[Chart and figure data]
***
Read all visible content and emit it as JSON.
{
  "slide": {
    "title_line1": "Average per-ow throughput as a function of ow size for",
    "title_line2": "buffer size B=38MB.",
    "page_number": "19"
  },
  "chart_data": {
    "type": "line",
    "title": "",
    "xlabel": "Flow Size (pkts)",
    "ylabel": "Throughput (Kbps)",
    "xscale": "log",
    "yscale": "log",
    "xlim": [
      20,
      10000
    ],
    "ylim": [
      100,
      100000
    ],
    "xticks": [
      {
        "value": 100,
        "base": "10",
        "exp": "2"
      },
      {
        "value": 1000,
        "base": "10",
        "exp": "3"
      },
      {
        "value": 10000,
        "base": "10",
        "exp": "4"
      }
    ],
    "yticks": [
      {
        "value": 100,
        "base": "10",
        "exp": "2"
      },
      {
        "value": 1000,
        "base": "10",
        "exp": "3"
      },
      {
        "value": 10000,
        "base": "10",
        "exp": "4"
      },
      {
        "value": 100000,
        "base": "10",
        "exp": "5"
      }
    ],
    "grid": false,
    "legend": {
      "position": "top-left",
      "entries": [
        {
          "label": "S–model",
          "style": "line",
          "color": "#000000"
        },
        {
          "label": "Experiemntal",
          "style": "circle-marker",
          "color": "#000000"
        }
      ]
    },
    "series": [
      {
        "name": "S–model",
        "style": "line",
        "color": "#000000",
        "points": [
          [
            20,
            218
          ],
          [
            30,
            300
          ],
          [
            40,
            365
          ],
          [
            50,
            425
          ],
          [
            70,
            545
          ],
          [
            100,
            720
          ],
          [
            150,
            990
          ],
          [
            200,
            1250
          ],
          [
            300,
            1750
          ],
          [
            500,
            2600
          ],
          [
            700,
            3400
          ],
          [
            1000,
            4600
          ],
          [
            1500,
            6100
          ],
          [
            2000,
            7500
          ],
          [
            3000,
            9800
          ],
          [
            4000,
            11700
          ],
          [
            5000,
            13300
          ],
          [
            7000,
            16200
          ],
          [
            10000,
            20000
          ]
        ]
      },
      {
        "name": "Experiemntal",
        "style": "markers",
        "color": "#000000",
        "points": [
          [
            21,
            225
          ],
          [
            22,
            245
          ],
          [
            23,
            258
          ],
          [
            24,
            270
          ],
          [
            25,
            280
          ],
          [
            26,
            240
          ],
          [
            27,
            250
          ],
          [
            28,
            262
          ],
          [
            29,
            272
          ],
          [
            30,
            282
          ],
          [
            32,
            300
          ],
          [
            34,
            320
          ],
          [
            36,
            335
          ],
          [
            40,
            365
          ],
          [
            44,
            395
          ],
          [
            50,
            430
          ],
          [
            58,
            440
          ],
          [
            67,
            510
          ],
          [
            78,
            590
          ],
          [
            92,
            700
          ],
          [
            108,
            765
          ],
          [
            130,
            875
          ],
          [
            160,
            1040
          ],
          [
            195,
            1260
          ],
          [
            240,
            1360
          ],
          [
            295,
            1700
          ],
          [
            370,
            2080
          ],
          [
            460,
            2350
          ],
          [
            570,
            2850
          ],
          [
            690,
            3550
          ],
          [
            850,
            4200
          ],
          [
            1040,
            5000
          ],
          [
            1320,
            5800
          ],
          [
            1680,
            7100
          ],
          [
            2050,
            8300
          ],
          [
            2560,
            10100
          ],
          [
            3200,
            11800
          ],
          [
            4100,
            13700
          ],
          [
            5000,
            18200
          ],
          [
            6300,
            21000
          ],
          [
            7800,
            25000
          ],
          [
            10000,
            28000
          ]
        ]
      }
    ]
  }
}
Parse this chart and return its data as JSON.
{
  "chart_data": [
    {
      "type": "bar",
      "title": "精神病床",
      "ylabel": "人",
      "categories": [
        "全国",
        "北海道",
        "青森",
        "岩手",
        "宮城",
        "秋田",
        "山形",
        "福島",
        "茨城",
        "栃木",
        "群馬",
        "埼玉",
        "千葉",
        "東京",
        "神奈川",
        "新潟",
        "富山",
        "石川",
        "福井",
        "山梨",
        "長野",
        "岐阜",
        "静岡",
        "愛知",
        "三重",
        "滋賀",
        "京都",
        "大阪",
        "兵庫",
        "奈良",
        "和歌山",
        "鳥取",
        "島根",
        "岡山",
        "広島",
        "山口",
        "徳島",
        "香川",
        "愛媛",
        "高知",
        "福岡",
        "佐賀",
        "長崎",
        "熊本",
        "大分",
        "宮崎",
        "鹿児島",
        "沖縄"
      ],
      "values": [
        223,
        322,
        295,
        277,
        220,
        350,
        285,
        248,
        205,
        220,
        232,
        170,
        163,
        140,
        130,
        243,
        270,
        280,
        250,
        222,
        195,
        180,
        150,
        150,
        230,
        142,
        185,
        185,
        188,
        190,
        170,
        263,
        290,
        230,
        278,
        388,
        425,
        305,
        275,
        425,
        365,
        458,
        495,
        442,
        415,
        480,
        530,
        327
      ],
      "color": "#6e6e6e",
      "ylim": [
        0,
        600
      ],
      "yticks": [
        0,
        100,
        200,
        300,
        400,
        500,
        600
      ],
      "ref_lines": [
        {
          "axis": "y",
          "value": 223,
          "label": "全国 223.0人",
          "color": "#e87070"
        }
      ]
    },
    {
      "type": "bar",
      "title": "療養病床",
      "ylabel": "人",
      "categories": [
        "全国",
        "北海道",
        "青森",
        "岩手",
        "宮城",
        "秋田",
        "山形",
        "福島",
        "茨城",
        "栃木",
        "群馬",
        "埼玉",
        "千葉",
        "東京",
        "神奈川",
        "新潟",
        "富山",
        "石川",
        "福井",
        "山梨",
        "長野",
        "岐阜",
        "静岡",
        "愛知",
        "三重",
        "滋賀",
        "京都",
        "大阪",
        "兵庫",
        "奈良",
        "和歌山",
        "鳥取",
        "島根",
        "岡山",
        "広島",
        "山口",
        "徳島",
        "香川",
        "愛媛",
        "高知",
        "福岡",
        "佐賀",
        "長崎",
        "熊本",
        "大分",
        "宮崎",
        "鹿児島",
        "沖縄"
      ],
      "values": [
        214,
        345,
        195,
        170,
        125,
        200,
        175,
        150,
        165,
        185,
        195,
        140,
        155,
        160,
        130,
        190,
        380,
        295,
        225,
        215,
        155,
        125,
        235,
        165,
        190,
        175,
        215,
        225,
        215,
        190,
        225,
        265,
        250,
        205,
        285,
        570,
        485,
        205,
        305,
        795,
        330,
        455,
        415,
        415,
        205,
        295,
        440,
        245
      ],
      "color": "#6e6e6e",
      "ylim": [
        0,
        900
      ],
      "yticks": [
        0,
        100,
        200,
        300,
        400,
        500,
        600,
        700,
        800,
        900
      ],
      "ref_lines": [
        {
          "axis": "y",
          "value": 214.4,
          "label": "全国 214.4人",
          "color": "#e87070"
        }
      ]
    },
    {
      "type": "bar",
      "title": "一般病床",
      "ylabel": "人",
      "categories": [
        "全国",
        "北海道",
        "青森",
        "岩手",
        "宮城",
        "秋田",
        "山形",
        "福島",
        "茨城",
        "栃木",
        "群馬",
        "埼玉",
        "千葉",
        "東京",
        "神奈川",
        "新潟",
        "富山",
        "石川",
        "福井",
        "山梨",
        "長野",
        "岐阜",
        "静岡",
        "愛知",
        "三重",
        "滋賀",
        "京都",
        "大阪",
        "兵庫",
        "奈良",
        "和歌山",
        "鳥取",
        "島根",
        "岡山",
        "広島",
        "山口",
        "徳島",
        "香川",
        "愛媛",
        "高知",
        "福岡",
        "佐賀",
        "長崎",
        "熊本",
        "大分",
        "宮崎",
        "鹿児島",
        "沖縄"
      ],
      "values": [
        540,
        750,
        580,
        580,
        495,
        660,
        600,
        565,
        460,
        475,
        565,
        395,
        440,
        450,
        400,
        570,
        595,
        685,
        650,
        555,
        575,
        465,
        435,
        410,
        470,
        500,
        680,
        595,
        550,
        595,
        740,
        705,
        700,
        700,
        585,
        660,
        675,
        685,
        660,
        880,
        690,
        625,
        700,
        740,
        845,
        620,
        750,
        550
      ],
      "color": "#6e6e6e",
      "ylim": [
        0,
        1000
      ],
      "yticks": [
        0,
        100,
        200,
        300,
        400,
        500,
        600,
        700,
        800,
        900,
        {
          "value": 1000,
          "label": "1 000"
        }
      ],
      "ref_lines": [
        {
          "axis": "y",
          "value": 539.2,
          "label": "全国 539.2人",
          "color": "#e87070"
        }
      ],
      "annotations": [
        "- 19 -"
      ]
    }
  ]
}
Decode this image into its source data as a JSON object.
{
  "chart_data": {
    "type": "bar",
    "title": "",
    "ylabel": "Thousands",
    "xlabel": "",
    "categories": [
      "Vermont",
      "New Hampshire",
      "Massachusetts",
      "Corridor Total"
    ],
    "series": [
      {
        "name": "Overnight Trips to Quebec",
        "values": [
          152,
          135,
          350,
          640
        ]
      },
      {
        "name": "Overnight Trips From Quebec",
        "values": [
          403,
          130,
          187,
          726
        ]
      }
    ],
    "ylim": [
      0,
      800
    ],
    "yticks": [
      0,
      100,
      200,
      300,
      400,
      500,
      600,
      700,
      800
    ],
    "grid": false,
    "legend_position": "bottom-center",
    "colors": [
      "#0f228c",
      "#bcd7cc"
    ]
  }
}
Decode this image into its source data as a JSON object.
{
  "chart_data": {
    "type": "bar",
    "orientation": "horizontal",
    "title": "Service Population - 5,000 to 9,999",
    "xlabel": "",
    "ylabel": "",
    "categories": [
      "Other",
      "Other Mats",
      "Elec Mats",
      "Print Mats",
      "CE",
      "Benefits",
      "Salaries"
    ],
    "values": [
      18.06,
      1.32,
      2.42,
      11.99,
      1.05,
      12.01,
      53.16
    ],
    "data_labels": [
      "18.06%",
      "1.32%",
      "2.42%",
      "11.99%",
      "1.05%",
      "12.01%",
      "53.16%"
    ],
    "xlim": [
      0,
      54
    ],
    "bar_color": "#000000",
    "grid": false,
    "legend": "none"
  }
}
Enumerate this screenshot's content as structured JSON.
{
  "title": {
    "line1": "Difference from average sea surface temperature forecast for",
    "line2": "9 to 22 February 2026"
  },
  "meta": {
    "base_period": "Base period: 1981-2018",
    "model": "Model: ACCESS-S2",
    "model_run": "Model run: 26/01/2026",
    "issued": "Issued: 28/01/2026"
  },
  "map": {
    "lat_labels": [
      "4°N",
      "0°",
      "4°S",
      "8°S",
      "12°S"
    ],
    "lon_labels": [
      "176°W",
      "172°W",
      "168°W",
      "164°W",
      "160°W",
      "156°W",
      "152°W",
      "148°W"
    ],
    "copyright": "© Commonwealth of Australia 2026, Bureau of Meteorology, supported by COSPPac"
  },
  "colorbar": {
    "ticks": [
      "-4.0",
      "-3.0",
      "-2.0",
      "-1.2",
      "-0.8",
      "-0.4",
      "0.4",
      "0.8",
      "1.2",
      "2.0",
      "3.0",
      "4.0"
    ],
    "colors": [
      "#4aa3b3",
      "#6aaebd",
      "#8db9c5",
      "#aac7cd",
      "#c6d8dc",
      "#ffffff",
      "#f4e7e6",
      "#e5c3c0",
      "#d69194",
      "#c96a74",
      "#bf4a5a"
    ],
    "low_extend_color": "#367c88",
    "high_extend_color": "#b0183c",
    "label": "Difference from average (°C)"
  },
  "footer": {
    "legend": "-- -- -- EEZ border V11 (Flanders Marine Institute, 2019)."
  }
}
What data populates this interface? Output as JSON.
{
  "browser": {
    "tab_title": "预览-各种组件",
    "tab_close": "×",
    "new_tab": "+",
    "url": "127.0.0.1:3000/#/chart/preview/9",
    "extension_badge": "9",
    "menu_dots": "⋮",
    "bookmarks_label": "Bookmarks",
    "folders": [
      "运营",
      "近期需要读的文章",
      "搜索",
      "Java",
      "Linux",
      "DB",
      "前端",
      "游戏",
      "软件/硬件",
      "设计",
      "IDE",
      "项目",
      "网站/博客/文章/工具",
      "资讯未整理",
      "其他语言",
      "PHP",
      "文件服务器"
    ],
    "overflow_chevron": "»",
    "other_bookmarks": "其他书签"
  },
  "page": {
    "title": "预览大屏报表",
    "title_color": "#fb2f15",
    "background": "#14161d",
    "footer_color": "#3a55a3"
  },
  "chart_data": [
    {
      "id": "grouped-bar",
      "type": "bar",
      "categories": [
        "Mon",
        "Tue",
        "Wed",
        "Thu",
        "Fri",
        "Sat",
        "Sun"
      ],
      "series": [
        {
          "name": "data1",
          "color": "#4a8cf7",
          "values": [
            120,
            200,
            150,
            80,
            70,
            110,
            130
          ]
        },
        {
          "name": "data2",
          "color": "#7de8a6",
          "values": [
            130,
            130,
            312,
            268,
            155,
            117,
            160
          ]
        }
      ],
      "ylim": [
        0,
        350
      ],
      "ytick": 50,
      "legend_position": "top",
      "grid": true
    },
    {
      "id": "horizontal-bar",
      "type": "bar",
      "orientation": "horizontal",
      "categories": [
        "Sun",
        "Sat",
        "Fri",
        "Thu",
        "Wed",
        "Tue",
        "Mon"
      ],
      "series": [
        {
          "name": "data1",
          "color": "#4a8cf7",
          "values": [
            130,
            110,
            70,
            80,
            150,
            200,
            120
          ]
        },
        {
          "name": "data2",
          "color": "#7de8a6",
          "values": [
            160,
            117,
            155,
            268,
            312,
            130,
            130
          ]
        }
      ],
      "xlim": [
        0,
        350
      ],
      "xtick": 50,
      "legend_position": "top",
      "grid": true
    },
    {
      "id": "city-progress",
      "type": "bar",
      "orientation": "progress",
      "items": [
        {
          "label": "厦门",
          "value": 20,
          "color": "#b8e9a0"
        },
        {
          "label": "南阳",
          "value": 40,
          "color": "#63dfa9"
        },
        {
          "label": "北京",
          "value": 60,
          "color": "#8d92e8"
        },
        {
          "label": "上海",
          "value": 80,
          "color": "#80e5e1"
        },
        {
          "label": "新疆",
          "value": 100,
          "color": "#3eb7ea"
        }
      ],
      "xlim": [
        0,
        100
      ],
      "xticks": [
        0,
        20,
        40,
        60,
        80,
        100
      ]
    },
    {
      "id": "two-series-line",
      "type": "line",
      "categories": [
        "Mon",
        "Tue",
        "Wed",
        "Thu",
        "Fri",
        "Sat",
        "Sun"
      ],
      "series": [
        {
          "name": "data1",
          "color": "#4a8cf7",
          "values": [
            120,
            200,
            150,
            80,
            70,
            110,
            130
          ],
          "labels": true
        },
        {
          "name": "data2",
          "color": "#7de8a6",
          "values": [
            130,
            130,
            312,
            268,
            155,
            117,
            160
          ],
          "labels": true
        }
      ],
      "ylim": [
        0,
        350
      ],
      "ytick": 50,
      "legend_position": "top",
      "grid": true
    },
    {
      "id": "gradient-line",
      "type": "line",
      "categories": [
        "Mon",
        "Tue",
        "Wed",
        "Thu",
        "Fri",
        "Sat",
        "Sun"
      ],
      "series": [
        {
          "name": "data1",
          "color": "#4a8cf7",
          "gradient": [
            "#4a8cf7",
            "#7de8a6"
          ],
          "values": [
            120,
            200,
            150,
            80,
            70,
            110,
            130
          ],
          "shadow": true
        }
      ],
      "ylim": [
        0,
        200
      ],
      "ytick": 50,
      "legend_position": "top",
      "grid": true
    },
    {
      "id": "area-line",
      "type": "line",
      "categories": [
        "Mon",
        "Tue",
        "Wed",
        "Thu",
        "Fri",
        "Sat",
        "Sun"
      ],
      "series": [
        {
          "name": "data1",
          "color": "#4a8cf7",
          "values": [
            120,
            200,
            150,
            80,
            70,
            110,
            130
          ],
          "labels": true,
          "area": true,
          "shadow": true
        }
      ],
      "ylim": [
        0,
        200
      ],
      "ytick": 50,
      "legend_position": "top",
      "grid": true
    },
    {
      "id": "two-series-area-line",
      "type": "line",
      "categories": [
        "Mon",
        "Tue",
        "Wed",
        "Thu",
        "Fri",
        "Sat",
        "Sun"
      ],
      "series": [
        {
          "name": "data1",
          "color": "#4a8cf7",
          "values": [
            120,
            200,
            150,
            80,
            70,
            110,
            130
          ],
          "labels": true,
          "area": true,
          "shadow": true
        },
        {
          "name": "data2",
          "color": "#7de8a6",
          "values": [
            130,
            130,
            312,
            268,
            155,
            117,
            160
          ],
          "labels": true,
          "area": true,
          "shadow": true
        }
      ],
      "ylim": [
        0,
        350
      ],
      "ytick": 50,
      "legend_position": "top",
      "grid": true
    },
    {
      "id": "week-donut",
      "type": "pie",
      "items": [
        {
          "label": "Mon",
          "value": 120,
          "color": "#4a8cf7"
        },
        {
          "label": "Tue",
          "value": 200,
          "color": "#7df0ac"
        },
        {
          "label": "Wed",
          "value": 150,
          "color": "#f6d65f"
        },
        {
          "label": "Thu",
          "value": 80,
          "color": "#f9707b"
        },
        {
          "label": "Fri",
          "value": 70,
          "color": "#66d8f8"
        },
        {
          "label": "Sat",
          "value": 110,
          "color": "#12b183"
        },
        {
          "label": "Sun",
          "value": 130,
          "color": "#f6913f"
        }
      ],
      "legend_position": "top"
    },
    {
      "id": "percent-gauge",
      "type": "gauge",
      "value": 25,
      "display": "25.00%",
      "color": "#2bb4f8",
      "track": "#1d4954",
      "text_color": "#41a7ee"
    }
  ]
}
***
* **CHALLENGE**:
Identify the lines in the entries above that contain "progress", then copy them out.

* **WORKED SOLUTION**:
      "id": "city-progress",
      "orientation": "progress",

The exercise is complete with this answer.